## Start
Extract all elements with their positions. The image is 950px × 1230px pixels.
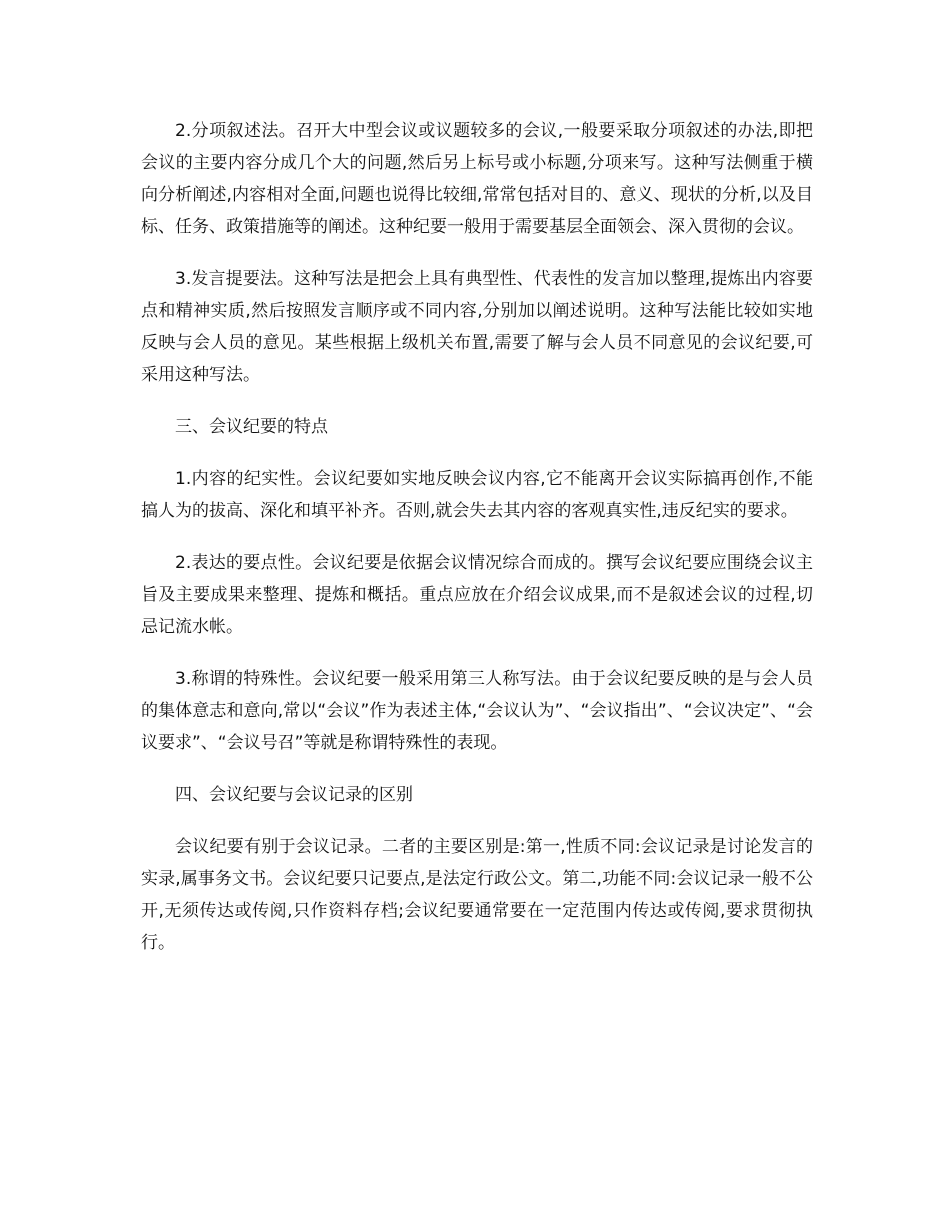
section-heading-differences: 四、会议纪要与会议记录的区别 <box>175 785 413 805</box>
document-body <box>141 115 813 979</box>
paragraph-address-form: 3.称谓的特殊性。会议纪要一般采用第三人称写法。由于会议纪要反映的是与会人员的集体意志和意向,常以“会议”作为表述主体,“会议认为”、“会议指出”、“会议决定”、“会议要求”、“会议号召”等就是称谓特殊性的表现。 <box>141 669 813 753</box>
paragraph-differences: 会议纪要有别于会议记录。二者的主要区别是:第一,性质不同:会议记录是讨论发言的实录,属事务文书。会议纪要只记要点,是法定行政公文。第二,功能不同:会议记录一般不公开,无须传达或传阅,只作资料存档;会议纪要通常要在一定范围内传达或传阅,要求贯彻执行。 <box>141 837 813 953</box>
paragraph-factual-nature: 1.内容的纪实性。会议纪要如实地反映会议内容,它不能离开会议实际搞再创作,不能搞人为的拔高、深化和填平补齐。否则,就会失去其内容的客观真实性,违反纪实的要求。 <box>141 469 813 521</box>
paragraph-key-points-nature: 2.表达的要点性。会议纪要是依据会议情况综合而成的。撰写会议纪要应围绕会议主旨及主要成果来整理、提炼和概括。重点应放在介绍会议成果,而不是叙述会议的过程,切忌记流水帐。 <box>141 553 813 637</box>
paragraph-itemized-method: 2.分项叙述法。召开大中型会议或议题较多的会议,一般要采取分项叙述的办法,即把会议的主要内容分成几个大的问题,然后另上标号或小标题,分项来写。这种写法侧重于横向分析阐述,内容相对全面,问题也说得比较细,常常包括对目的、意义、现状的分析,以及目标、任务、政策措施等的阐述。这种纪要一般用于需要基层全面领会、深入贯彻的会议。 <box>141 121 813 237</box>
section-heading-characteristics: 三、会议纪要的特点 <box>175 417 328 437</box>
paragraph-speech-summary-method: 3.发言提要法。这种写法是把会上具有典型性、代表性的发言加以整理,提炼出内容要点和精神实质,然后按照发言顺序或不同内容,分别加以阐述说明。这种写法能比较如实地反映与会人员的意见。某些根据上级机关布置,需要了解与会人员不同意见的会议纪要,可采用这种写法。 <box>141 269 813 385</box>
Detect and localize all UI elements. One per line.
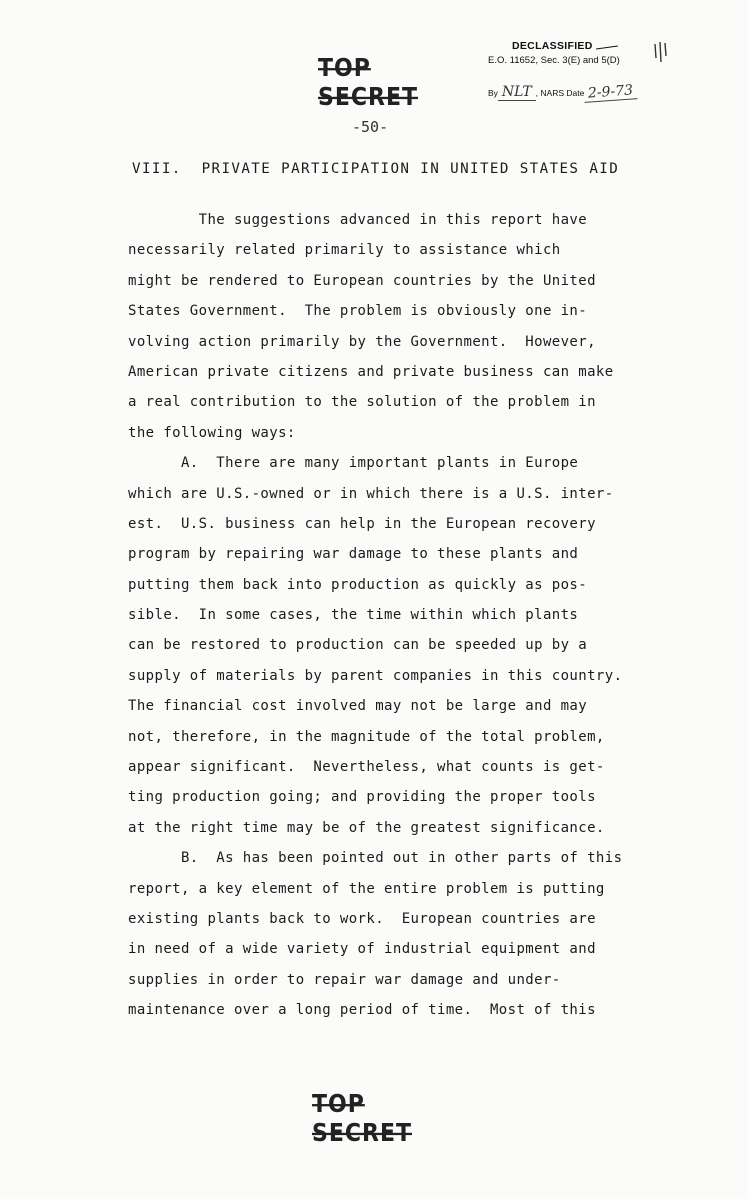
body-line: the following ways: [128, 424, 296, 441]
body-line: in need of a wide variety of industrial equipment and [128, 941, 596, 958]
body-line: est. U.S. business can help in the European recovery [128, 515, 596, 532]
body-line: American private citizens and private business can make [128, 363, 614, 380]
by-label: By [488, 88, 498, 98]
section-heading: VIII. PRIVATE PARTICIPATION IN UNITED STATES AID [132, 161, 620, 177]
body-line: The suggestions advanced in this report have [128, 212, 588, 228]
body-line: supplies in order to repair war damage and under- [128, 971, 561, 988]
declassification-authority: E.O. 11652, Sec. 3(E) and 5(D) [488, 55, 620, 66]
top-secret-stamp-footer: TOP SECRET [312, 1090, 412, 1148]
body-line: a real contribution to the solution of the problem in [128, 394, 596, 411]
body-line: might be rendered to European countries by the United [128, 272, 596, 289]
handwritten-check-mark-icon [652, 40, 670, 68]
body-line: sible. In some cases, the time within which plants [128, 607, 579, 624]
body-line: maintenance over a long period of time. Most of this [128, 1002, 596, 1019]
body-line: can be restored to production can be speeded up by a [128, 637, 588, 654]
body-line: volving action primarily by the Government. However, [128, 333, 596, 350]
body-line: at the right time may be of the greatest significance. [128, 819, 605, 836]
body-line: appear significant. Nevertheless, what counts is get- [128, 759, 605, 776]
body-line: which are U.S.-owned or in which there is a U.S. inter- [128, 485, 614, 502]
top-secret-stamp-header: TOP SECRET [318, 54, 418, 112]
body-line: ting production going; and providing the proper tools [128, 789, 596, 806]
body-line: putting them back into production as quickly as pos- [128, 576, 588, 593]
declassification-signoff [488, 84, 713, 101]
body-line: The financial cost involved may not be large and may [128, 698, 588, 715]
body-line: B. As has been pointed out in other parts of this [128, 850, 623, 867]
body-line: existing plants back to work. European countries are [128, 910, 596, 927]
body-line: States Government. The problem is obviously one in- [128, 303, 588, 320]
declassification-stamp [488, 40, 713, 101]
body-line: not, therefore, in the magnitude of the total problem, [128, 728, 605, 745]
body-line: A. There are many important plants in Europe [128, 455, 579, 472]
body-line: report, a key element of the entire problem is putting [128, 880, 605, 897]
body-line: program by repairing war damage to these plants and [128, 546, 579, 563]
page-number: -50- [352, 118, 389, 136]
nars-date-label: , NARS Date [535, 88, 585, 98]
declassification-date: 2-9-73 [584, 82, 638, 103]
document-body [128, 205, 688, 1026]
body-line: supply of materials by parent companies in this country. [128, 667, 623, 684]
body-line: necessarily related primarily to assistance which [128, 242, 561, 259]
reviewer-initials: NLT [498, 84, 536, 101]
declassified-label: DECLASSIFIED [512, 40, 593, 52]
## End
:: Problem to work on ::
Update the listing by replacing "body-line" with "text-line" in every line where it appears, and leave everything else unchanged. Omit the pictures from your answer.

:: Answer to the problem ::
Extract all elements with their positions. The image is 950px × 1230px pixels.
section-heading-differences: 四、会议纪要与会议记录的区别 <box>175 785 413 805</box>
document-body <box>141 115 813 979</box>
paragraph-address-form: 3.称谓的特殊性。会议纪要一般采用第三人称写法。由于会议纪要反映的是与会人员的集体意志和意向,常以“会议”作为表述主体,“会议认为”、“会议指出”、“会议决定”、“会议要求”、“会议号召”等就是称谓特殊性的表现。 <box>141 669 813 753</box>
paragraph-differences: 会议纪要有别于会议记录。二者的主要区别是:第一,性质不同:会议记录是讨论发言的实录,属事务文书。会议纪要只记要点,是法定行政公文。第二,功能不同:会议记录一般不公开,无须传达或传阅,只作资料存档;会议纪要通常要在一定范围内传达或传阅,要求贯彻执行。 <box>141 837 813 953</box>
paragraph-factual-nature: 1.内容的纪实性。会议纪要如实地反映会议内容,它不能离开会议实际搞再创作,不能搞人为的拔高、深化和填平补齐。否则,就会失去其内容的客观真实性,违反纪实的要求。 <box>141 469 813 521</box>
paragraph-key-points-nature: 2.表达的要点性。会议纪要是依据会议情况综合而成的。撰写会议纪要应围绕会议主旨及主要成果来整理、提炼和概括。重点应放在介绍会议成果,而不是叙述会议的过程,切忌记流水帐。 <box>141 553 813 637</box>
paragraph-itemized-method: 2.分项叙述法。召开大中型会议或议题较多的会议,一般要采取分项叙述的办法,即把会议的主要内容分成几个大的问题,然后另上标号或小标题,分项来写。这种写法侧重于横向分析阐述,内容相对全面,问题也说得比较细,常常包括对目的、意义、现状的分析,以及目标、任务、政策措施等的阐述。这种纪要一般用于需要基层全面领会、深入贯彻的会议。 <box>141 121 813 237</box>
section-heading-characteristics: 三、会议纪要的特点 <box>175 417 328 437</box>
paragraph-speech-summary-method: 3.发言提要法。这种写法是把会上具有典型性、代表性的发言加以整理,提炼出内容要点和精神实质,然后按照发言顺序或不同内容,分别加以阐述说明。这种写法能比较如实地反映与会人员的意见。某些根据上级机关布置,需要了解与会人员不同意见的会议纪要,可采用这种写法。 <box>141 269 813 385</box>
Detect and localize all UI elements. One per line.
text-line: the following ways: [128, 424, 296, 441]
text-line: in need of a wide variety of industrial equipment and [128, 941, 596, 958]
text-line: est. U.S. business can help in the European recovery [128, 515, 596, 532]
text-line: American private citizens and private business can make [128, 363, 614, 380]
by-label: By [488, 88, 498, 98]
section-heading: VIII. PRIVATE PARTICIPATION IN UNITED STATES AID [132, 161, 620, 177]
text-line: The suggestions advanced in this report have [128, 212, 588, 228]
text-line: supplies in order to repair war damage and under- [128, 971, 561, 988]
declassification-authority: E.O. 11652, Sec. 3(E) and 5(D) [488, 55, 620, 66]
top-secret-stamp-footer: TOP SECRET [312, 1090, 412, 1148]
text-line: a real contribution to the solution of the problem in [128, 394, 596, 411]
text-line: might be rendered to European countries by the United [128, 272, 596, 289]
handwritten-check-mark-icon [652, 40, 670, 68]
text-line: sible. In some cases, the time within which plants [128, 607, 579, 624]
text-line: maintenance over a long period of time. Most of this [128, 1002, 596, 1019]
text-line: can be restored to production can be speeded up by a [128, 637, 588, 654]
text-line: volving action primarily by the Government. However, [128, 333, 596, 350]
text-line: at the right time may be of the greatest significance. [128, 819, 605, 836]
text-line: appear significant. Nevertheless, what counts is get- [128, 759, 605, 776]
text-line: which are U.S.-owned or in which there is a U.S. inter- [128, 485, 614, 502]
top-secret-stamp-header: TOP SECRET [318, 54, 418, 112]
text-line: ting production going; and providing the proper tools [128, 789, 596, 806]
text-line: putting them back into production as quickly as pos- [128, 576, 588, 593]
declassification-signoff [488, 84, 713, 101]
text-line: The financial cost involved may not be large and may [128, 698, 588, 715]
text-line: B. As has been pointed out in other parts of this [128, 850, 623, 867]
text-line: existing plants back to work. European countries are [128, 910, 596, 927]
text-line: States Government. The problem is obviously one in- [128, 303, 588, 320]
declassification-stamp [488, 40, 713, 101]
text-line: not, therefore, in the magnitude of the total problem, [128, 728, 605, 745]
text-line: A. There are many important plants in Europe [128, 455, 579, 472]
text-line: report, a key element of the entire problem is putting [128, 880, 605, 897]
text-line: program by repairing war damage to these plants and [128, 546, 579, 563]
page-number: -50- [352, 118, 389, 136]
nars-date-label: , NARS Date [535, 88, 585, 98]
declassification-date: 2-9-73 [584, 82, 638, 103]
document-body [128, 205, 688, 1026]
text-line: supply of materials by parent companies in this country. [128, 667, 623, 684]
text-line: necessarily related primarily to assistance which [128, 242, 561, 259]
reviewer-initials: NLT [498, 84, 536, 101]
declassified-label: DECLASSIFIED [512, 40, 593, 52]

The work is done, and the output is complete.